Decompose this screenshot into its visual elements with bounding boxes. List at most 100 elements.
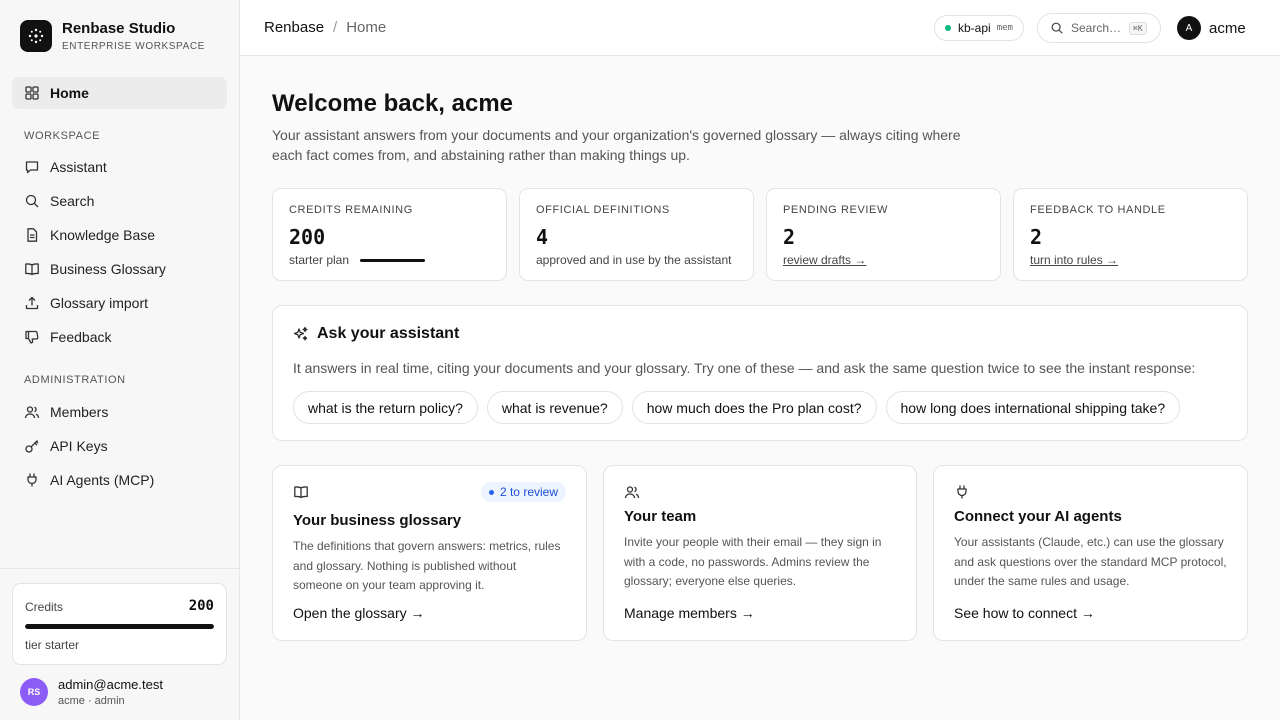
avatar: RS	[20, 678, 48, 706]
sidebar-item-label: Members	[50, 404, 109, 420]
sidebar-item-label: Assistant	[50, 159, 107, 175]
book-icon	[294, 486, 308, 499]
stat-label: CREDITS REMAINING	[289, 204, 413, 216]
stat-card-credits: CREDITS REMAINING 200 starter plan	[272, 188, 507, 281]
sidebar-item-home[interactable]: Home	[12, 77, 227, 109]
sidebar-item-api-keys[interactable]: API Keys	[12, 430, 227, 462]
stat-value: 2	[783, 225, 796, 249]
suggestion-chips: what is the return policy? what is reven…	[293, 391, 1189, 424]
top-header: Renbase / Home kb-api mem Search… ⌘K A a…	[240, 0, 1280, 56]
card-title: Your business glossary	[293, 512, 462, 529]
sidebar-item-label: Knowledge Base	[50, 227, 156, 243]
users-icon	[24, 406, 40, 419]
sidebar-item-members[interactable]: Members	[12, 396, 227, 428]
credits-tier: tier starter	[25, 638, 80, 652]
sidebar-item-label: Home	[50, 85, 89, 101]
search-input[interactable]: Search… ⌘K	[1037, 13, 1161, 43]
stat-note: starter plan	[289, 253, 350, 267]
credits-mini-bar	[360, 259, 425, 262]
page-title: Welcome back, acme	[272, 90, 514, 117]
card-glossary: 2 to review Your business glossary The d…	[272, 465, 587, 641]
card-title: Your team	[624, 508, 697, 525]
manage-members-link[interactable]: Manage members →	[624, 605, 755, 621]
plug-icon	[957, 485, 967, 499]
suggestion-chip[interactable]: what is revenue?	[486, 391, 623, 424]
account-menu[interactable]: A acme	[1177, 16, 1246, 40]
review-drafts-link[interactable]: review drafts →	[783, 253, 866, 267]
search-icon	[1051, 22, 1063, 34]
badge-dot-icon	[488, 489, 494, 495]
ask-title: Ask your assistant	[317, 325, 460, 342]
turn-into-rules-link[interactable]: turn into rules →	[1030, 253, 1118, 267]
sidebar-item-label: Search	[50, 193, 95, 209]
brand-subtitle: ENTERPRISE WORKSPACE	[62, 41, 205, 52]
sidebar-item-assistant[interactable]: Assistant	[12, 151, 227, 183]
stat-label: PENDING REVIEW	[783, 204, 888, 216]
suggestion-chip[interactable]: what is the return policy?	[293, 391, 478, 424]
sidebar-section-workspace: WORKSPACE	[24, 130, 101, 142]
suggestion-chip[interactable]: how much does the Pro plan cost?	[631, 391, 877, 424]
user-email: admin@acme.test	[58, 677, 163, 692]
ask-assistant-panel: Ask your assistant It answers in real ti…	[272, 305, 1248, 441]
search-shortcut: ⌘K	[1129, 21, 1147, 35]
stat-value: 4	[536, 225, 549, 249]
card-team: Your team Invite your people with their …	[603, 465, 917, 641]
card-text: The definitions that govern answers: met…	[293, 539, 561, 592]
sidebar-item-glossary-import[interactable]: Glossary import	[12, 287, 227, 319]
card-text: Your assistants (Claude, etc.) can use t…	[954, 535, 1227, 588]
suggestion-chip[interactable]: how long does international shipping tak…	[885, 391, 1181, 424]
grid-icon	[25, 86, 39, 100]
api-status-pill[interactable]: kb-api mem	[934, 15, 1024, 41]
sparkles-icon	[293, 326, 308, 341]
brand-logo-icon	[20, 20, 52, 52]
sidebar-item-business-glossary[interactable]: Business Glossary	[12, 253, 227, 285]
sidebar-item-label: AI Agents (MCP)	[50, 472, 155, 488]
account-name: acme	[1209, 19, 1246, 37]
sidebar-item-label: Feedback	[50, 329, 112, 345]
users-icon	[624, 486, 640, 499]
upload-icon	[25, 296, 39, 310]
search-placeholder: Search…	[1071, 21, 1122, 35]
sidebar-item-search[interactable]: Search	[12, 185, 227, 217]
card-ai-agents: Connect your AI agents Your assistants (…	[933, 465, 1248, 641]
sidebar-item-feedback[interactable]: Feedback	[12, 321, 227, 353]
api-tag: mem	[996, 23, 1013, 33]
credits-label: Credits	[25, 600, 64, 614]
credits-value: 200	[188, 598, 214, 614]
stat-label: OFFICIAL DEFINITIONS	[536, 204, 670, 216]
user-profile[interactable]: RS admin@acme.test acme · admin	[20, 677, 163, 707]
brand[interactable]: Renbase Studio ENTERPRISE WORKSPACE	[20, 20, 205, 52]
card-text: Invite your people with their email — th…	[624, 535, 882, 588]
stat-label: FEEDBACK TO HANDLE	[1030, 204, 1166, 216]
stat-note: approved and in use by the assistant	[536, 253, 732, 267]
open-glossary-link[interactable]: Open the glossary →	[293, 605, 425, 621]
key-icon	[25, 440, 39, 453]
status-dot-icon	[945, 25, 951, 31]
brand-name: Renbase Studio	[62, 20, 176, 37]
credits-progress-fill	[25, 624, 214, 629]
sidebar-item-label: API Keys	[50, 438, 108, 454]
sidebar-item-ai-agents[interactable]: AI Agents (MCP)	[12, 464, 227, 496]
ask-description: It answers in real time, citing your doc…	[293, 360, 1196, 376]
breadcrumb-current: Home	[346, 19, 387, 36]
sidebar-section-administration: ADMINISTRATION	[24, 374, 126, 386]
search-icon	[25, 194, 39, 208]
card-title: Connect your AI agents	[954, 508, 1122, 525]
avatar: A	[1177, 16, 1201, 40]
breadcrumb-separator: /	[333, 19, 338, 36]
chat-icon	[25, 161, 39, 174]
breadcrumb: Renbase / Home	[264, 19, 386, 36]
book-icon	[25, 263, 39, 276]
plug-icon	[27, 473, 37, 487]
stat-card-pending-review: PENDING REVIEW 2 review drafts →	[766, 188, 1001, 281]
stat-value: 2	[1030, 225, 1043, 249]
badge-label: 2 to review	[499, 485, 558, 499]
thumbs-down-icon	[25, 330, 39, 344]
breadcrumb-root[interactable]: Renbase	[264, 19, 324, 36]
credits-card[interactable]: Credits 200 tier starter	[12, 583, 227, 665]
sidebar-item-knowledge-base[interactable]: Knowledge Base	[12, 219, 227, 251]
connect-agents-link[interactable]: See how to connect →	[954, 605, 1095, 621]
sidebar-item-label: Glossary import	[50, 295, 149, 311]
stat-card-feedback: FEEDBACK TO HANDLE 2 turn into rules →	[1013, 188, 1248, 281]
sidebar-footer: Credits 200 tier starter RS admin@acme.t…	[0, 568, 239, 720]
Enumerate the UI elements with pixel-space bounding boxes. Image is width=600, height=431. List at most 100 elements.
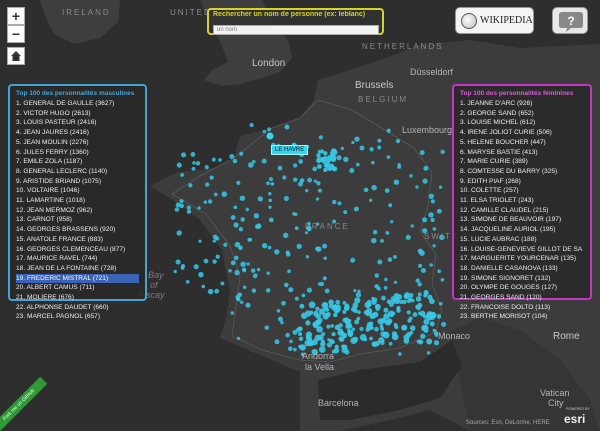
person-marker[interactable] <box>438 301 443 306</box>
person-marker[interactable] <box>261 243 268 249</box>
person-marker[interactable] <box>175 259 181 265</box>
list-item[interactable]: 15. LUCIE AUBRAC (188) <box>460 235 584 245</box>
list-item[interactable]: 11. LAMARTINE (1018) <box>16 196 139 206</box>
person-marker[interactable] <box>218 158 222 162</box>
person-marker[interactable] <box>380 331 387 337</box>
person-marker[interactable] <box>267 127 271 132</box>
person-marker[interactable] <box>393 322 398 327</box>
person-marker[interactable] <box>426 338 433 345</box>
person-marker[interactable] <box>298 336 304 342</box>
person-marker[interactable] <box>305 189 309 193</box>
person-marker[interactable] <box>420 333 426 339</box>
person-marker[interactable] <box>190 152 196 157</box>
list-item[interactable]: 22. FRANCOISE DOLTO (113) <box>460 303 584 313</box>
person-marker[interactable] <box>315 197 320 201</box>
person-marker[interactable] <box>338 328 344 334</box>
person-marker[interactable] <box>283 282 289 288</box>
person-marker[interactable] <box>232 158 238 164</box>
person-marker[interactable] <box>387 257 393 262</box>
person-marker[interactable] <box>181 152 187 158</box>
person-marker[interactable] <box>350 257 356 263</box>
person-marker[interactable] <box>294 296 299 301</box>
person-marker[interactable] <box>301 293 306 298</box>
person-marker[interactable] <box>369 336 373 341</box>
list-item[interactable]: 22. ALPHONSE DAUDET (660) <box>16 303 139 313</box>
list-item[interactable]: 5. HELENE BOUCHER (447) <box>460 138 584 148</box>
person-marker[interactable] <box>354 136 360 142</box>
person-marker[interactable] <box>317 188 322 193</box>
person-marker[interactable] <box>322 243 328 249</box>
person-marker[interactable] <box>245 302 251 308</box>
person-marker[interactable] <box>322 276 327 281</box>
person-marker[interactable] <box>371 160 375 165</box>
person-marker[interactable] <box>267 245 272 250</box>
person-marker[interactable] <box>277 165 283 171</box>
person-marker[interactable] <box>354 319 360 325</box>
person-marker[interactable] <box>405 234 411 240</box>
person-marker[interactable] <box>323 256 327 261</box>
person-marker[interactable] <box>429 313 434 318</box>
person-marker[interactable] <box>331 199 337 205</box>
list-item[interactable]: 4. JEAN JAURES (2416) <box>16 128 139 138</box>
person-marker[interactable] <box>409 330 414 335</box>
person-marker[interactable] <box>329 338 334 344</box>
person-marker[interactable] <box>369 198 373 202</box>
person-marker[interactable] <box>386 299 392 305</box>
person-marker[interactable] <box>229 154 235 159</box>
person-marker[interactable] <box>280 320 284 325</box>
person-marker[interactable] <box>250 268 256 273</box>
person-marker[interactable] <box>203 258 209 264</box>
list-item[interactable]: 18. JEAN DE LA FONTAINE (728) <box>16 264 139 274</box>
person-marker[interactable] <box>195 161 201 166</box>
person-marker[interactable] <box>430 217 435 223</box>
person-marker[interactable] <box>324 302 329 307</box>
person-marker[interactable] <box>331 304 338 311</box>
person-marker[interactable] <box>205 182 210 187</box>
list-item[interactable]: 2. GEORGE SAND (652) <box>460 109 584 119</box>
person-marker[interactable] <box>403 294 409 300</box>
person-marker[interactable] <box>193 264 199 270</box>
person-marker[interactable] <box>266 181 270 186</box>
person-marker[interactable] <box>220 281 225 286</box>
person-marker[interactable] <box>406 299 411 304</box>
person-marker[interactable] <box>284 124 290 130</box>
person-marker[interactable] <box>366 321 373 328</box>
person-marker[interactable] <box>384 319 392 326</box>
person-marker[interactable] <box>186 209 192 214</box>
person-marker[interactable] <box>359 326 364 331</box>
person-marker[interactable] <box>428 212 434 218</box>
list-item[interactable]: 23. BERTHE MORISOT (104) <box>460 312 584 322</box>
person-marker[interactable] <box>313 179 317 183</box>
person-marker[interactable] <box>180 173 185 177</box>
person-marker[interactable] <box>192 161 196 165</box>
person-marker[interactable] <box>315 313 321 319</box>
person-marker[interactable] <box>406 310 411 315</box>
zoom-in-button[interactable]: + <box>7 7 25 25</box>
person-marker[interactable] <box>340 146 345 151</box>
person-marker[interactable] <box>386 155 391 159</box>
person-marker[interactable] <box>305 320 311 326</box>
list-item[interactable]: 20. ALBERT CAMUS (711) <box>16 283 139 293</box>
person-marker[interactable] <box>423 293 427 298</box>
person-marker[interactable] <box>396 306 401 311</box>
person-marker[interactable] <box>437 269 442 274</box>
person-marker[interactable] <box>359 145 365 151</box>
person-marker[interactable] <box>305 255 310 259</box>
person-marker[interactable] <box>380 326 385 331</box>
person-marker[interactable] <box>173 269 177 274</box>
list-item[interactable]: 13. CARNOT (958) <box>16 215 139 225</box>
person-marker[interactable] <box>270 182 275 186</box>
list-item[interactable]: 2. VICTOR HUGO (2613) <box>16 109 139 119</box>
person-marker[interactable] <box>292 212 296 216</box>
person-marker[interactable] <box>237 292 243 298</box>
person-marker[interactable] <box>415 185 419 189</box>
person-marker[interactable] <box>252 159 256 164</box>
person-marker[interactable] <box>276 308 281 313</box>
esri-logo[interactable]: POWERED BY esri <box>564 407 596 428</box>
person-marker[interactable] <box>316 246 322 252</box>
person-marker[interactable] <box>308 301 316 309</box>
person-marker[interactable] <box>415 278 420 283</box>
person-marker[interactable] <box>268 198 272 203</box>
person-marker[interactable] <box>236 180 241 185</box>
list-item[interactable]: 19. FREDERIC MISTRAL (721) <box>16 273 139 284</box>
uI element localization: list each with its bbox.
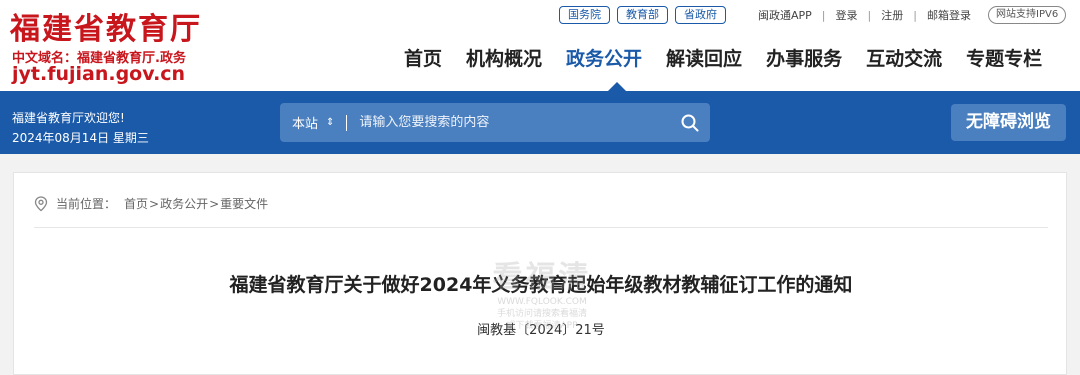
link-ministry-education[interactable]: 教育部 <box>617 6 668 24</box>
ipv6-badge: 网站支持IPV6 <box>988 6 1067 24</box>
nav-government-affairs[interactable]: 政务公开 <box>566 44 642 71</box>
nav-organization[interactable]: 机构概况 <box>466 44 542 71</box>
site-domain-url: jyt.fujian.gov.cn <box>12 63 186 85</box>
article-card: 当前位置： 首页 > 政务公开 > 重要文件 福建省教育厅关于做好2024年义务… <box>13 172 1067 375</box>
search-input[interactable] <box>359 115 670 130</box>
divider: | <box>867 8 872 22</box>
blue-bar: 福建省教育厅欢迎您! 2024年08月14日 星期三 本站 ⇕ 无障碍浏览 <box>0 91 1080 154</box>
nav-interpretation[interactable]: 解读回应 <box>666 44 742 71</box>
nav-home[interactable]: 首页 <box>404 44 442 71</box>
welcome-text: 福建省教育厅欢迎您! <box>12 111 125 125</box>
breadcrumb-label: 当前位置： <box>56 197 117 211</box>
divider <box>346 114 348 131</box>
divider: | <box>913 8 917 22</box>
register-link[interactable]: 注册 <box>881 7 903 23</box>
link-app[interactable]: 闽政通APP <box>758 7 812 23</box>
breadcrumb-separator: > <box>149 196 160 211</box>
search-icon <box>681 114 699 131</box>
location-pin-icon <box>34 195 48 211</box>
main-nav: 首页 机构概况 政务公开 解读回应 办事服务 互动交流 专题专栏 <box>404 44 1042 71</box>
nav-special-topics[interactable]: 专题专栏 <box>966 44 1042 71</box>
active-nav-indicator <box>608 82 626 91</box>
user-links: 闽政通APP | 登录 | 注册 | 邮箱登录 <box>758 7 971 23</box>
search-box: 本站 ⇕ <box>280 103 710 142</box>
breadcrumb-home[interactable]: 首页 <box>124 195 148 212</box>
caret-updown-icon: ⇕ <box>326 117 335 128</box>
mail-login-link[interactable]: 邮箱登录 <box>927 7 971 23</box>
search-button[interactable] <box>670 103 710 142</box>
breadcrumb-government-affairs[interactable]: 政务公开 <box>160 195 208 212</box>
search-scope-select[interactable]: 本站 ⇕ <box>280 113 334 132</box>
nav-interaction[interactable]: 互动交流 <box>866 44 942 71</box>
breadcrumb-separator: > <box>209 196 220 211</box>
accessible-browse-button[interactable]: 无障碍浏览 <box>951 104 1066 141</box>
divider: | <box>821 8 826 22</box>
search-scope-label: 本站 <box>292 117 319 132</box>
article-title: 福建省教育厅关于做好2024年义务教育起始年级教材教辅征订工作的通知 <box>229 274 853 296</box>
divider <box>34 227 1048 228</box>
external-links: 国务院 教育部 省政府 <box>559 6 726 24</box>
current-date: 2024年08月14日 星期三 <box>12 131 149 145</box>
site-logo-title[interactable]: 福建省教育厅 <box>10 4 202 48</box>
nav-services[interactable]: 办事服务 <box>766 44 842 71</box>
welcome-block: 福建省教育厅欢迎您! 2024年08月14日 星期三 <box>12 108 149 148</box>
link-state-council[interactable]: 国务院 <box>559 6 610 24</box>
document-number: 闽教基〔2024〕21号 <box>477 323 605 338</box>
link-provincial-government[interactable]: 省政府 <box>675 6 726 24</box>
breadcrumb: 当前位置： 首页 > 政务公开 > 重要文件 <box>34 195 268 212</box>
login-link[interactable]: 登录 <box>836 7 858 23</box>
site-header: 福建省教育厅 中文域名：福建省教育厅.政务 jyt.fujian.gov.cn … <box>0 0 1080 92</box>
breadcrumb-important-docs[interactable]: 重要文件 <box>220 195 268 212</box>
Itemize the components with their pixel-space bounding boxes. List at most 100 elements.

▸ **Task requirements**
Output the lines starting at the one containing "678, 48, 706]" and ending at the one containing "stat-card-credits: CREDITS REMAINING" as a Markdown table with a Row column numbering each line and an Entry column holding it, leaving out blank lines.

▸ **Completed task**
| Row | Entry |
|---|---|
| 1 | avatar: RS	[20, 678, 48, 706] |
| 2 | sidebar-item-label: Members	[50, 404, 109, 420] |
| 3 | sidebar-item-label: Assistant	[50, 159, 107, 175] |
| 4 | book-icon	[294, 486, 308, 499] |
| 5 | stat-label: CREDITS REMAINING	[289, 204, 413, 216] |
| 6 | stat-card-credits: CREDITS REMAINING 200 starter plan	[272, 188, 507, 281] |